▶ [Dataset records]:
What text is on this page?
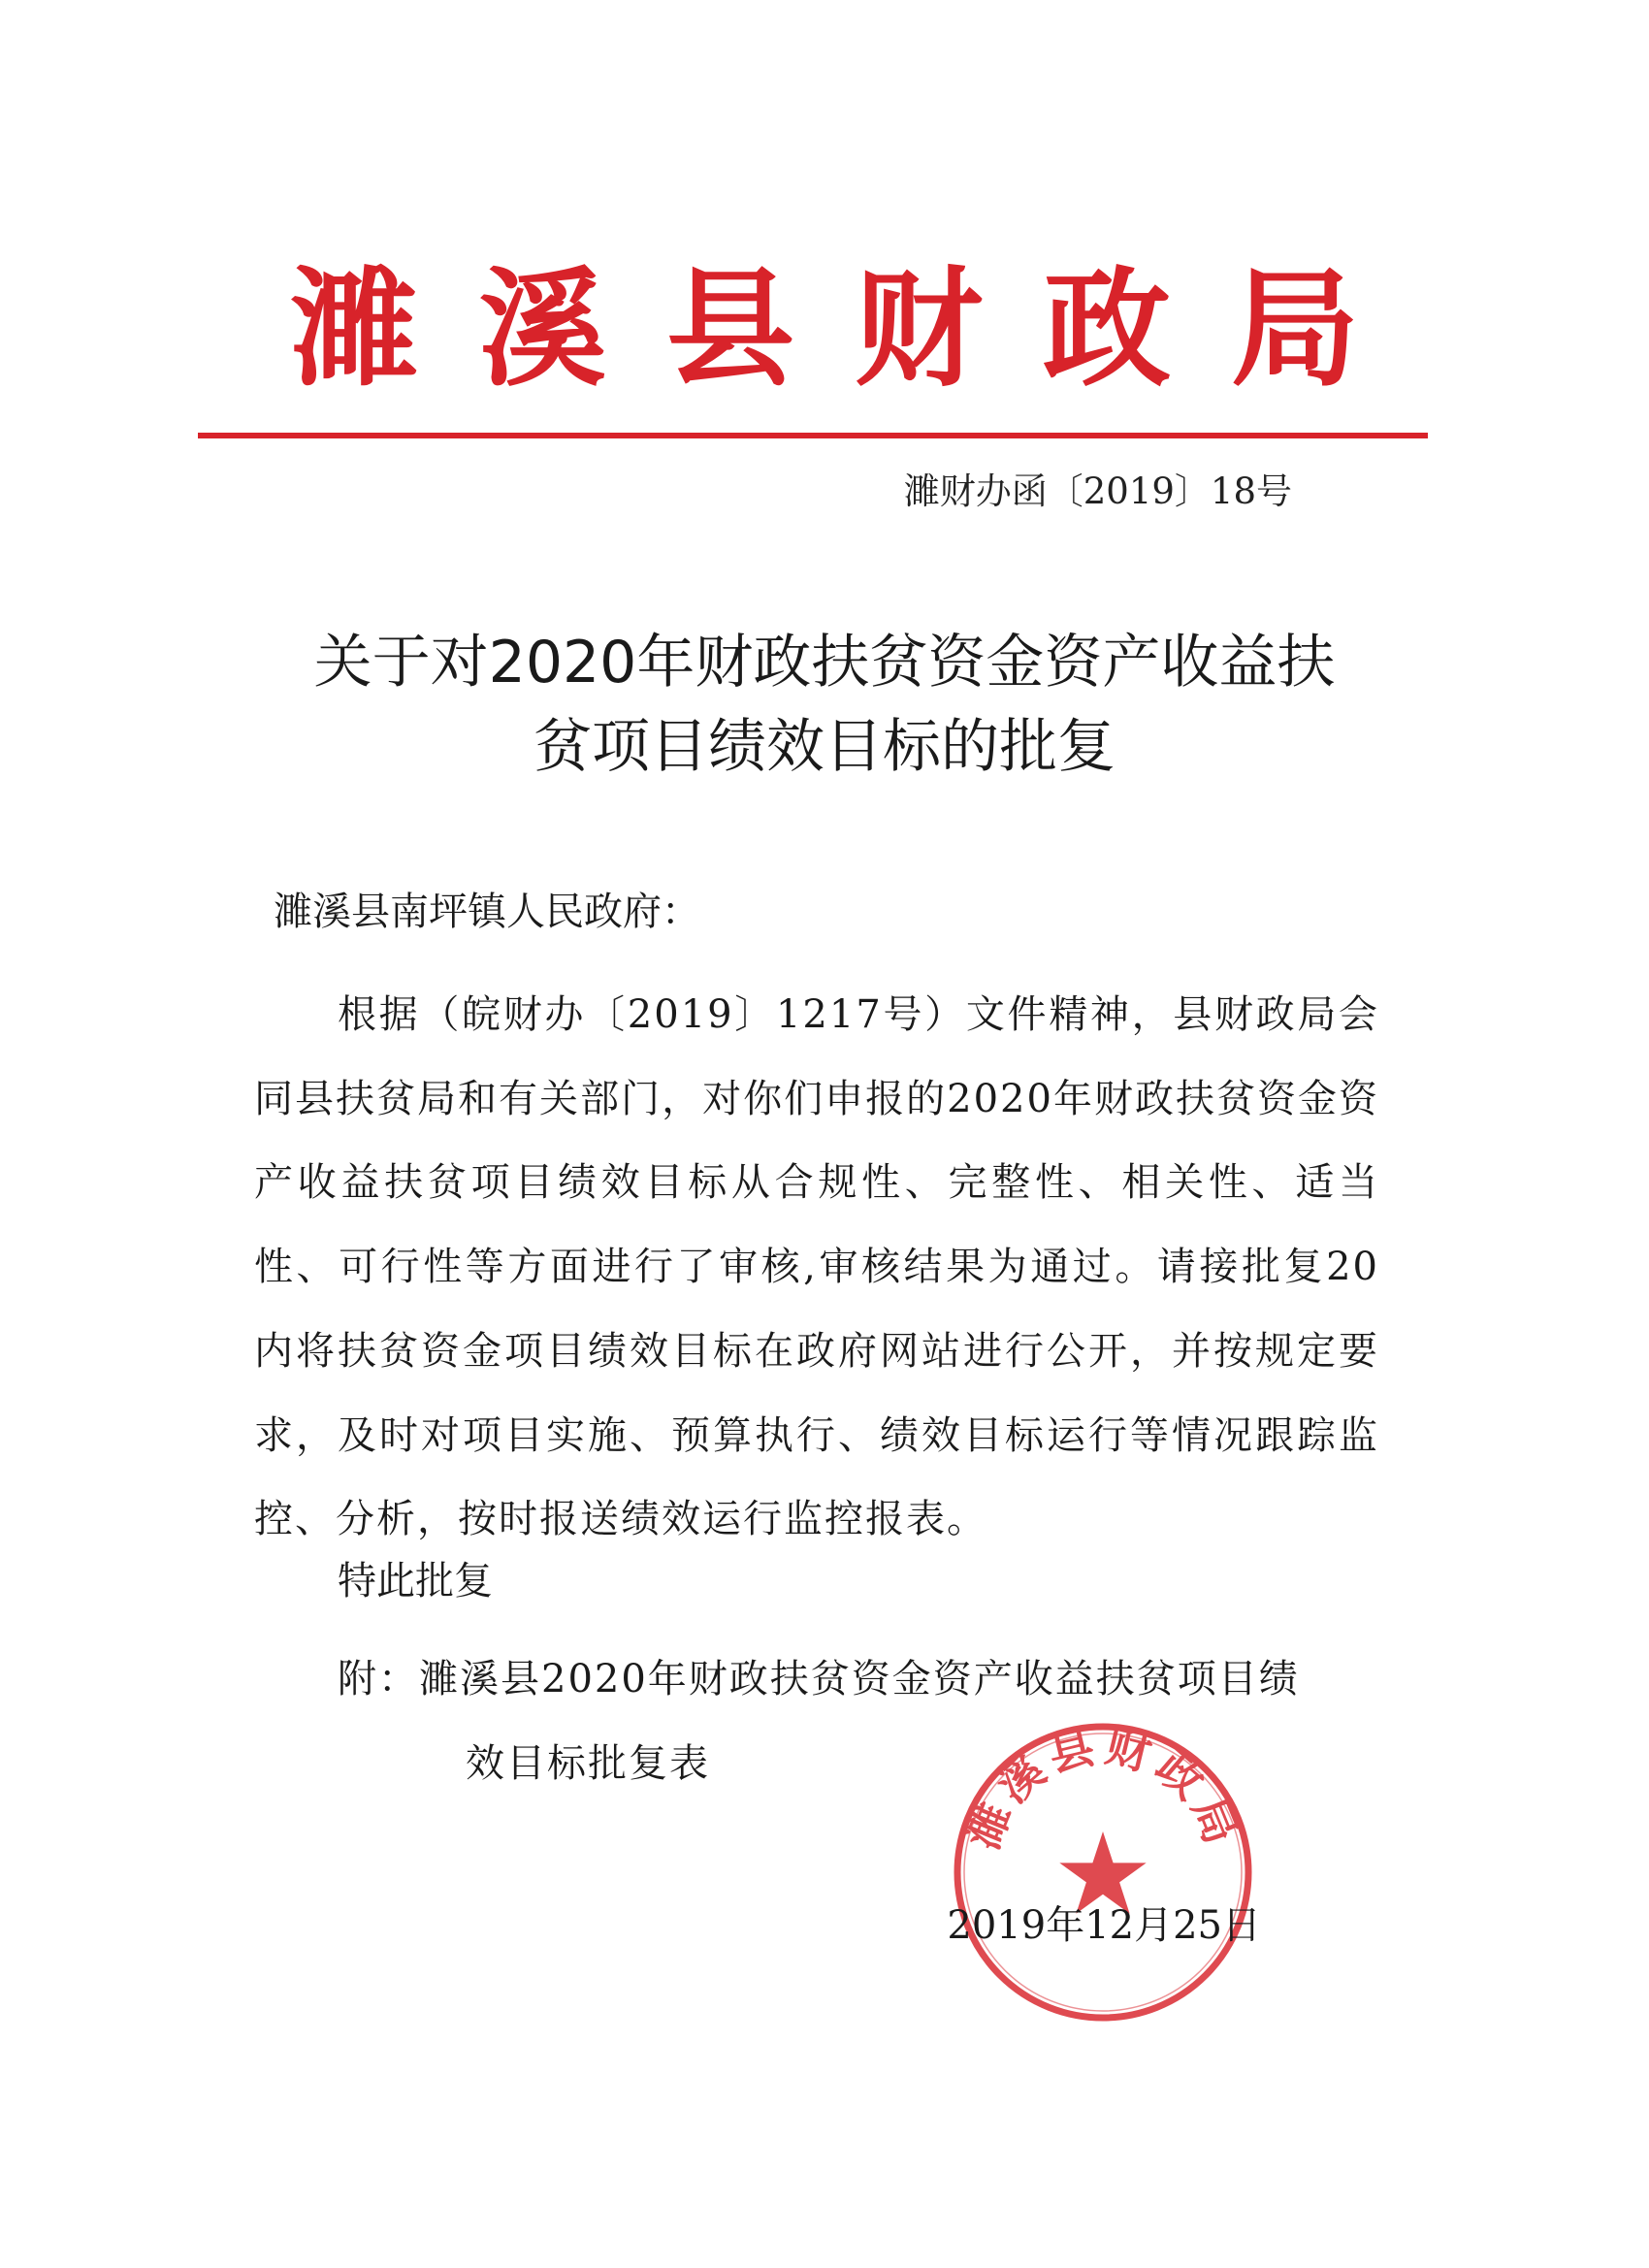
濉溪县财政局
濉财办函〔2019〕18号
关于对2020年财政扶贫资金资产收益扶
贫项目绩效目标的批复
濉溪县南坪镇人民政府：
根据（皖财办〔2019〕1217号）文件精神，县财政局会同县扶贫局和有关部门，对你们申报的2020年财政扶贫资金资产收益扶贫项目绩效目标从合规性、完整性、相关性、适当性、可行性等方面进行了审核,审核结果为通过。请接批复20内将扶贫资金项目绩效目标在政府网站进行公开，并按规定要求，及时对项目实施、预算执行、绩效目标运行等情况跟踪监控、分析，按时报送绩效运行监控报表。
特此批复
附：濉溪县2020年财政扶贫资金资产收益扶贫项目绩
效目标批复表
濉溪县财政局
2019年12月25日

▶ [Task requirements]:
Each entry must be retyped word for word, with every image omitted.

▶ [Expected answer]:
What text is on this page?
濉溪县财政局
濉财办函〔2019〕18号
关于对2020年财政扶贫资金资产收益扶
贫项目绩效目标的批复
濉溪县南坪镇人民政府：
根据（皖财办〔2019〕1217号）文件精神，县财政局会同县扶贫局和有关部门，对你们申报的2020年财政扶贫资金资产收益扶贫项目绩效目标从合规性、完整性、相关性、适当性、可行性等方面进行了审核,审核结果为通过。请接批复20内将扶贫资金项目绩效目标在政府网站进行公开，并按规定要求，及时对项目实施、预算执行、绩效目标运行等情况跟踪监控、分析，按时报送绩效运行监控报表。
特此批复
附：濉溪县2020年财政扶贫资金资产收益扶贫项目绩
效目标批复表
濉溪县财政局
2019年12月25日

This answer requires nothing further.